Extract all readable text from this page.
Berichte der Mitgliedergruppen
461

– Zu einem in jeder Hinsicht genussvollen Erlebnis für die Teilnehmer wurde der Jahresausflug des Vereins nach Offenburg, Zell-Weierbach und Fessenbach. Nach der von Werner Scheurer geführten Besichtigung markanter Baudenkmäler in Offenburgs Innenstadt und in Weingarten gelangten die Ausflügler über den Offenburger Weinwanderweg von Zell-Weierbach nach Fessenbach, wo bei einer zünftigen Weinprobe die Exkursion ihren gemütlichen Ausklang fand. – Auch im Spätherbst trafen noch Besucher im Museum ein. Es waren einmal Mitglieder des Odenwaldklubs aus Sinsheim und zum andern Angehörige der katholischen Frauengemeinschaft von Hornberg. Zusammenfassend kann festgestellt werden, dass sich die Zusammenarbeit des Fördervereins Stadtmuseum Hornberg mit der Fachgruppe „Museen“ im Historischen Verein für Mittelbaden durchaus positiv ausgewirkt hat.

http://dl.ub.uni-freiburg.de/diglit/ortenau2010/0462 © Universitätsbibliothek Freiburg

◆ ◆ ◆

▸ **What needs to be done**
Return all the data above once more, precisely as given.

▸ **Exercise output**
Extract all readable text from this page.
Berichte der Mitgliedergruppen
461

– Zu einem in jeder Hinsicht genussvollen Erlebnis für die Teilnehmer wurde der Jahresausflug des Vereins nach Offenburg, Zell-Weierbach und Fessenbach. Nach der von Werner Scheurer geführten Besichtigung markanter Baudenkmäler in Offenburgs Innenstadt und in Weingarten gelangten die Ausflügler über den Offenburger Weinwanderweg von Zell-Weierbach nach Fessenbach, wo bei einer zünftigen Weinprobe die Exkursion ihren gemütlichen Ausklang fand. – Auch im Spätherbst trafen noch Besucher im Museum ein. Es waren einmal Mitglieder des Odenwaldklubs aus Sinsheim und zum andern Angehörige der katholischen Frauengemeinschaft von Hornberg. Zusammenfassend kann festgestellt werden, dass sich die Zusammenarbeit des Fördervereins Stadtmuseum Hornberg mit der Fachgruppe „Museen“ im Historischen Verein für Mittelbaden durchaus positiv ausgewirkt hat.

http://dl.ub.uni-freiburg.de/diglit/ortenau2010/0462 © Universitätsbibliothek Freiburg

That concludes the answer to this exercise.